◆ Task directions:
Keep only the lines that hold the string "birthday", filtering out the rest of the entries below.

◆ Material provided:
○ ○ ○ ○

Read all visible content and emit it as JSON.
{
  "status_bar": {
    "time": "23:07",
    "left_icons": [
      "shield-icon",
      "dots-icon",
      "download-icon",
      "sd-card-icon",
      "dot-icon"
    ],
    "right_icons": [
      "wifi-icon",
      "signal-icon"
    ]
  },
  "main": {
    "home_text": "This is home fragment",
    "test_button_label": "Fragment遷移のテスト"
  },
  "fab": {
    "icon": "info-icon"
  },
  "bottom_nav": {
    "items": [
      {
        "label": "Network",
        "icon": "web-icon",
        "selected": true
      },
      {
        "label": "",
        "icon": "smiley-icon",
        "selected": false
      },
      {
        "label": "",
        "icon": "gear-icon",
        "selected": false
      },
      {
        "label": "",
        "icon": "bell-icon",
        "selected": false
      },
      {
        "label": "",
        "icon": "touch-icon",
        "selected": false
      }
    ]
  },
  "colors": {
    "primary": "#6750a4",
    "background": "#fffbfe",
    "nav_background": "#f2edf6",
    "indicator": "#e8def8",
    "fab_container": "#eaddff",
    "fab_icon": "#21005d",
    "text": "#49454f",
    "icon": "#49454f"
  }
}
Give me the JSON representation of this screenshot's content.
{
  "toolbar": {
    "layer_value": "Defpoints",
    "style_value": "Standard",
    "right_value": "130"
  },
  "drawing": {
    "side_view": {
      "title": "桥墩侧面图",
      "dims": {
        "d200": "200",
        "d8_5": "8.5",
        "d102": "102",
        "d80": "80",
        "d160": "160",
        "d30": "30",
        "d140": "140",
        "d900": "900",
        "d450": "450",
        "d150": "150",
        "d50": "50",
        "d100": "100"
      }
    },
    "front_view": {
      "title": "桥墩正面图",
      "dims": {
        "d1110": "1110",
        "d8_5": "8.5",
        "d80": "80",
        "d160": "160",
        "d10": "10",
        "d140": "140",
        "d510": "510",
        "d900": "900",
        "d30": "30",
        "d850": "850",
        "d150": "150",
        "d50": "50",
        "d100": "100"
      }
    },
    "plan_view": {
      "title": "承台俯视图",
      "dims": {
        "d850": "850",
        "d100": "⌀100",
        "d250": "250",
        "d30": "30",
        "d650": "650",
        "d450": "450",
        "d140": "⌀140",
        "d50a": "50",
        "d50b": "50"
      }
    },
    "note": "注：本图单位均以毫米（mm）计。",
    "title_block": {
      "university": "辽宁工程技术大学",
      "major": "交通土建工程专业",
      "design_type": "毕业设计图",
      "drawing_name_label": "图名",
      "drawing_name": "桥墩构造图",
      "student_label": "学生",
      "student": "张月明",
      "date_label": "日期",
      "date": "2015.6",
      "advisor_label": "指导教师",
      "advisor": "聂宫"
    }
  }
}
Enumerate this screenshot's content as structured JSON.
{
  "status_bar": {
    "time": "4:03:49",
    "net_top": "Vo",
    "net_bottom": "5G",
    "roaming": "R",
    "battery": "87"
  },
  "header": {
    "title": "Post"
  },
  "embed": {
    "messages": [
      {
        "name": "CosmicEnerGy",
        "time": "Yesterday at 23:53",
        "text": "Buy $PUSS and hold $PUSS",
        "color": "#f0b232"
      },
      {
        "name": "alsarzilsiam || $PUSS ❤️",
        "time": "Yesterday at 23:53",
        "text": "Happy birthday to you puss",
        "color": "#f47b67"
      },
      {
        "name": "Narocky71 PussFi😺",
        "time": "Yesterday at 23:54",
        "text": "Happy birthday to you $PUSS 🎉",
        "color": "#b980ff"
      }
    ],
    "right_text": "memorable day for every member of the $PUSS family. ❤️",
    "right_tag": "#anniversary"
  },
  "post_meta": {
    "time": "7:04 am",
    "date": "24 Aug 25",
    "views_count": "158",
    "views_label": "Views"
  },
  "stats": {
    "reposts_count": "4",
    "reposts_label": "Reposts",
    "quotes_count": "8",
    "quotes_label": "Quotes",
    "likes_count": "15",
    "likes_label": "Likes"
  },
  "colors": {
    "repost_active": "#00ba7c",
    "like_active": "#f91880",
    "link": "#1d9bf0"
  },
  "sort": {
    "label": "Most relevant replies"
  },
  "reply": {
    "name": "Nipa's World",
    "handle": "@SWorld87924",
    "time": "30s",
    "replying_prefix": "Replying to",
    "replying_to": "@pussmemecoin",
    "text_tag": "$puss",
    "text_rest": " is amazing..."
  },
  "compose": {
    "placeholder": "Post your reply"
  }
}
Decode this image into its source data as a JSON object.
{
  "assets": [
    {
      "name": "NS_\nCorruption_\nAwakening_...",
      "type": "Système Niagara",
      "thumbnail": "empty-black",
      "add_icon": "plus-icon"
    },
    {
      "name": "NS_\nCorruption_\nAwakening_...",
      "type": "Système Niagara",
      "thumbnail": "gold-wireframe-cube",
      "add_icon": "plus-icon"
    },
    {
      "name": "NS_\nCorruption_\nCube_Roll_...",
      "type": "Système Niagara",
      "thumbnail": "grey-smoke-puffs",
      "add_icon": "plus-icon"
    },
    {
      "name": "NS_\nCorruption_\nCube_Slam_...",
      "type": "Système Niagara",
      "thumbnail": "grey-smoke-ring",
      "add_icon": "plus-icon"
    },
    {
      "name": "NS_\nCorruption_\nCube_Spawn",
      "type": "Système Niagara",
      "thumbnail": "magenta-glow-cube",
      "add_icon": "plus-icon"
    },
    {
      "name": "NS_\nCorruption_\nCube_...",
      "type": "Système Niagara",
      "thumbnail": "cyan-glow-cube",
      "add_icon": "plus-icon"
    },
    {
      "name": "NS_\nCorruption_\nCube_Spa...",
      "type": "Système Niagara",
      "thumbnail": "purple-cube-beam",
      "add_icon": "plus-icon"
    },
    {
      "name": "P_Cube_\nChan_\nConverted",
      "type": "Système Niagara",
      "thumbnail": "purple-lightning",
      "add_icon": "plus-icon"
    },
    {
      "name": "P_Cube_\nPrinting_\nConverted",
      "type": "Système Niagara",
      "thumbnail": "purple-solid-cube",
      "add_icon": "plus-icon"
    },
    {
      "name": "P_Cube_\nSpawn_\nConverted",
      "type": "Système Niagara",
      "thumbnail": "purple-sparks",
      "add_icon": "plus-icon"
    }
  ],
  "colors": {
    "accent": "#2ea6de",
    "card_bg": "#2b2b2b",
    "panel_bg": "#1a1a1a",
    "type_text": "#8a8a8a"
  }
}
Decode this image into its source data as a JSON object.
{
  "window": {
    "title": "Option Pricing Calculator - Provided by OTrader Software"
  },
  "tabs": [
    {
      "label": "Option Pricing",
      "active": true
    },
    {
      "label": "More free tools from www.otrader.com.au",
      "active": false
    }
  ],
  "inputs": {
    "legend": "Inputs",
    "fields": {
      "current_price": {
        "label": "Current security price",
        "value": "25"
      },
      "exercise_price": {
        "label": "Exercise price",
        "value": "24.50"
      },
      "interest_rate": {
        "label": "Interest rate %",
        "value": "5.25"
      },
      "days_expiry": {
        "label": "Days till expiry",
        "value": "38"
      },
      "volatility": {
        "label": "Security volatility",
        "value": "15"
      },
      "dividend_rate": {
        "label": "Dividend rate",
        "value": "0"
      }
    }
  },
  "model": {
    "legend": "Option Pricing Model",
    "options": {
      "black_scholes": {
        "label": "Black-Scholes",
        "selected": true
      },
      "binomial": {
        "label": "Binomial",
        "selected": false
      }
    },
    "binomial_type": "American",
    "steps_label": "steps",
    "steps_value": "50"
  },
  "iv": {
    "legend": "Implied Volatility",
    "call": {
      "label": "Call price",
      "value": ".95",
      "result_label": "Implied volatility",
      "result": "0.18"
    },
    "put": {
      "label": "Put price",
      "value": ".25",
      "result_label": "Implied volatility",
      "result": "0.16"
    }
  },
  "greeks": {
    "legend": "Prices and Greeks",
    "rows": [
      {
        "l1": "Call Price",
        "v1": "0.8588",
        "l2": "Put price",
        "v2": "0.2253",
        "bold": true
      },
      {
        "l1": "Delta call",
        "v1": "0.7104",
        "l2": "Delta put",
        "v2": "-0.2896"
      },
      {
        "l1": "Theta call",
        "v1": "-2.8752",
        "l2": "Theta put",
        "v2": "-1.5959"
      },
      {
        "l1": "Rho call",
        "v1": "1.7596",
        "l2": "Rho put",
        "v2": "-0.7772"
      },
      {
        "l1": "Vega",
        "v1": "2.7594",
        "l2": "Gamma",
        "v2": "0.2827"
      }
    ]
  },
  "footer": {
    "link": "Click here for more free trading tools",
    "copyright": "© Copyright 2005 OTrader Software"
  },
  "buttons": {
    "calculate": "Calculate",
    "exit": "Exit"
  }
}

○ ○ ○ ○

◆ Exercise solution:
        "text": "Happy birthday to you puss",
        "text": "Happy birthday to you $PUSS 🎉",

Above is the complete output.